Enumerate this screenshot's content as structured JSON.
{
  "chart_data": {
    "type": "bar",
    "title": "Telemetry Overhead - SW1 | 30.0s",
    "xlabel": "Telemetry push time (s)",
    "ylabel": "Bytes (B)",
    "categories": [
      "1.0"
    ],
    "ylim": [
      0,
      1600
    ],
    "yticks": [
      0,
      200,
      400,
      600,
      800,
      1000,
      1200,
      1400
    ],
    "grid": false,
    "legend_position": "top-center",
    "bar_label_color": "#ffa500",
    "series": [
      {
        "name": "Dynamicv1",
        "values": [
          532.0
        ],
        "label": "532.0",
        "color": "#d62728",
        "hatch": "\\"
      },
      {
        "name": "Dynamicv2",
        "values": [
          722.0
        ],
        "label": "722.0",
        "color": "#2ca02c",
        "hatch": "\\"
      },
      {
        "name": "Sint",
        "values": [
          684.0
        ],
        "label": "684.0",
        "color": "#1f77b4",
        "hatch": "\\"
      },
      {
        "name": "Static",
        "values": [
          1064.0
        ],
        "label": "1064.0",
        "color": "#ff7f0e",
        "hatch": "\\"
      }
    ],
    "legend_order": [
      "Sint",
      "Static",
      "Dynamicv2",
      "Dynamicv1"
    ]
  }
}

-- STATED GOAL --
Quote every line of the data, word for word.

-- CORRECT OUTPUT --
Enumerate this screenshot's content as structured JSON.
{
  "chart_data": {
    "type": "bar",
    "title": "Telemetry Overhead - SW1 | 30.0s",
    "xlabel": "Telemetry push time (s)",
    "ylabel": "Bytes (B)",
    "categories": [
      "1.0"
    ],
    "ylim": [
      0,
      1600
    ],
    "yticks": [
      0,
      200,
      400,
      600,
      800,
      1000,
      1200,
      1400
    ],
    "grid": false,
    "legend_position": "top-center",
    "bar_label_color": "#ffa500",
    "series": [
      {
        "name": "Dynamicv1",
        "values": [
          532.0
        ],
        "label": "532.0",
        "color": "#d62728",
        "hatch": "\\"
      },
      {
        "name": "Dynamicv2",
        "values": [
          722.0
        ],
        "label": "722.0",
        "color": "#2ca02c",
        "hatch": "\\"
      },
      {
        "name": "Sint",
        "values": [
          684.0
        ],
        "label": "684.0",
        "color": "#1f77b4",
        "hatch": "\\"
      },
      {
        "name": "Static",
        "values": [
          1064.0
        ],
        "label": "1064.0",
        "color": "#ff7f0e",
        "hatch": "\\"
      }
    ],
    "legend_order": [
      "Sint",
      "Static",
      "Dynamicv2",
      "Dynamicv1"
    ]
  }
}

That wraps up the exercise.